## Material for this exercise
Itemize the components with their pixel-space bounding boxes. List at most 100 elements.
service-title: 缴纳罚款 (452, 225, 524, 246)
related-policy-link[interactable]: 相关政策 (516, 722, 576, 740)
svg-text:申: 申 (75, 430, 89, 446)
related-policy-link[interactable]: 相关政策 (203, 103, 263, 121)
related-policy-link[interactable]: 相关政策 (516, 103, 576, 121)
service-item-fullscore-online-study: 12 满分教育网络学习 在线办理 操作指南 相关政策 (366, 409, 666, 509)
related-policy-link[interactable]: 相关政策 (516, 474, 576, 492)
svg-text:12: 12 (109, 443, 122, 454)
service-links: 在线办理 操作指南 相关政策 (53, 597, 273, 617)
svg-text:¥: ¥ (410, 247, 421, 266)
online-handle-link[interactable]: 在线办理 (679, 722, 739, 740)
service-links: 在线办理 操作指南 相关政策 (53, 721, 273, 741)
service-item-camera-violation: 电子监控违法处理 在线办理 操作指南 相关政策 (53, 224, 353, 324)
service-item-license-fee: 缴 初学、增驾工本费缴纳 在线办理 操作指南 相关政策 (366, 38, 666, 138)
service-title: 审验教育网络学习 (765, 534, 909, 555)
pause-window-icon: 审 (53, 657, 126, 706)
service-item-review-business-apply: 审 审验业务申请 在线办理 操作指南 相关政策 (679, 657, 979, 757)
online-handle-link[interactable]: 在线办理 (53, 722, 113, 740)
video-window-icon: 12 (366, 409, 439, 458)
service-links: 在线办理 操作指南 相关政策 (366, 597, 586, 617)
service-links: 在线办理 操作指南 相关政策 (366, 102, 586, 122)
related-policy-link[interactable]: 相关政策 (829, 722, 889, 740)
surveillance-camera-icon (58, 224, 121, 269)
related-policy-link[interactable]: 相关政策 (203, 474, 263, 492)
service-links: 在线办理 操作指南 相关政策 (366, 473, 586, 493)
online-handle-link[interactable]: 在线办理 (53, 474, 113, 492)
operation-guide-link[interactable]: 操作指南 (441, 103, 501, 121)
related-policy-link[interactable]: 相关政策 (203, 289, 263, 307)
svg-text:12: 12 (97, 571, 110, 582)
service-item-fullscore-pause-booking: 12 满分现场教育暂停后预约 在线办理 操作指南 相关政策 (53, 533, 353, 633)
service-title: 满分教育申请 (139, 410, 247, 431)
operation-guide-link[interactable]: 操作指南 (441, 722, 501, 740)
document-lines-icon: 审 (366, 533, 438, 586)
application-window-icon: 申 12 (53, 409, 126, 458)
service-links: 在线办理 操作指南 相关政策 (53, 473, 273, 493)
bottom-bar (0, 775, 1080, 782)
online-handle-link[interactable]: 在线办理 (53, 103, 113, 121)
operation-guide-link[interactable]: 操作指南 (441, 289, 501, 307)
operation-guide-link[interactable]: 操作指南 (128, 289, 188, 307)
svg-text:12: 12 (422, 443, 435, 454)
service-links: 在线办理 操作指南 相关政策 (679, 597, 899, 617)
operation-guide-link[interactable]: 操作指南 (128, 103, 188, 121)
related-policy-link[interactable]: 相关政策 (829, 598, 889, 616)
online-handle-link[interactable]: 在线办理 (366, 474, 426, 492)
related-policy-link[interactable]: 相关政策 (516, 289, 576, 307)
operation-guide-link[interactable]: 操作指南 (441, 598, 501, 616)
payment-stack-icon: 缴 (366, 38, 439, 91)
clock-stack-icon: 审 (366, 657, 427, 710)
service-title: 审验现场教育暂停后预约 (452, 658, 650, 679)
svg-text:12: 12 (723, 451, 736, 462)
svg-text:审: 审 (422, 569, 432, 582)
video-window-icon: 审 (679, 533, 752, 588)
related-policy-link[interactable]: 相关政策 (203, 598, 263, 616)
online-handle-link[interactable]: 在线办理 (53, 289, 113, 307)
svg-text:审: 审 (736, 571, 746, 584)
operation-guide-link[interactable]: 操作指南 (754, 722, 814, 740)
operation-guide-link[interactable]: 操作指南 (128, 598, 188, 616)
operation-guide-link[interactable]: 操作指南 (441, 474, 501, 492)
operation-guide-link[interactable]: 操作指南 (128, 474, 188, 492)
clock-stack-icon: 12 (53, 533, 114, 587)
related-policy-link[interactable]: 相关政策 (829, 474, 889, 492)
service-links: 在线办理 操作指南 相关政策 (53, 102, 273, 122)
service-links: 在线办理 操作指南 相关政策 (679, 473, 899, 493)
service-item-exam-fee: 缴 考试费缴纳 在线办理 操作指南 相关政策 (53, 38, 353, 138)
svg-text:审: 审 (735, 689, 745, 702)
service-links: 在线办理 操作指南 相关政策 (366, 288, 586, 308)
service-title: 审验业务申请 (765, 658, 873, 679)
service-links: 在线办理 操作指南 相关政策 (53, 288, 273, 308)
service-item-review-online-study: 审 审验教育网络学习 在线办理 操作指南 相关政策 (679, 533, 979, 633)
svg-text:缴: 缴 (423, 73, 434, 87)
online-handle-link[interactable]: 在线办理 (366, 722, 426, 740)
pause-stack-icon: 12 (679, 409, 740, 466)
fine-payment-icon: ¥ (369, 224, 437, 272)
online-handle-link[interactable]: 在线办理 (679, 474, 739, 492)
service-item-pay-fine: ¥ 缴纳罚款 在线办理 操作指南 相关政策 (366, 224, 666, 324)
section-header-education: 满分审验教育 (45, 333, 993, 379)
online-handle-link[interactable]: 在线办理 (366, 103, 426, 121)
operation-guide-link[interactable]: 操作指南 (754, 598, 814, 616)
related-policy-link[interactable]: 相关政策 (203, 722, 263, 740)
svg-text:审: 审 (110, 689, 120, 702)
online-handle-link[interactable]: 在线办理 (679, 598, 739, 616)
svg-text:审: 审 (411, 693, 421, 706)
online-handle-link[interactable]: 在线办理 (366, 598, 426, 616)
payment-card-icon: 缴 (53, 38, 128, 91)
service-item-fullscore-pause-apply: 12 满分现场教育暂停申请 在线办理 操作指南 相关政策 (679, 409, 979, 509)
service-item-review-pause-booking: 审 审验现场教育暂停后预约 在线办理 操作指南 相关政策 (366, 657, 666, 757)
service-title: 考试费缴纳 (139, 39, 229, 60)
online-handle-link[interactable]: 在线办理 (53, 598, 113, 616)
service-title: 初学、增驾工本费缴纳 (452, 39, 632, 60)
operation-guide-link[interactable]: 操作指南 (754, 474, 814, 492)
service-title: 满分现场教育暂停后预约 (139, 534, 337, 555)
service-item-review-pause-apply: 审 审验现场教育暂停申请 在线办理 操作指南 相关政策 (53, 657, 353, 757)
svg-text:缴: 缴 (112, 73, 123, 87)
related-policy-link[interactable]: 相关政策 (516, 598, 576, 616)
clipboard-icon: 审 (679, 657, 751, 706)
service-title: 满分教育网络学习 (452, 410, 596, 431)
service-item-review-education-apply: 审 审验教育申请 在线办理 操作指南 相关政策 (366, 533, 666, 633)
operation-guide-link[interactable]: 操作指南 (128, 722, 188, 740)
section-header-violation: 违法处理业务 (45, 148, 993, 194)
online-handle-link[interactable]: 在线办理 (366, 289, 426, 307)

## Directions
List every row above that contains the word "window", matching case exactly.

## Output of the task
pause-window-icon: 审 (53, 657, 126, 706)
video-window-icon: 12 (366, 409, 439, 458)
application-window-icon: 申 12 (53, 409, 126, 458)
video-window-icon: 审 (679, 533, 752, 588)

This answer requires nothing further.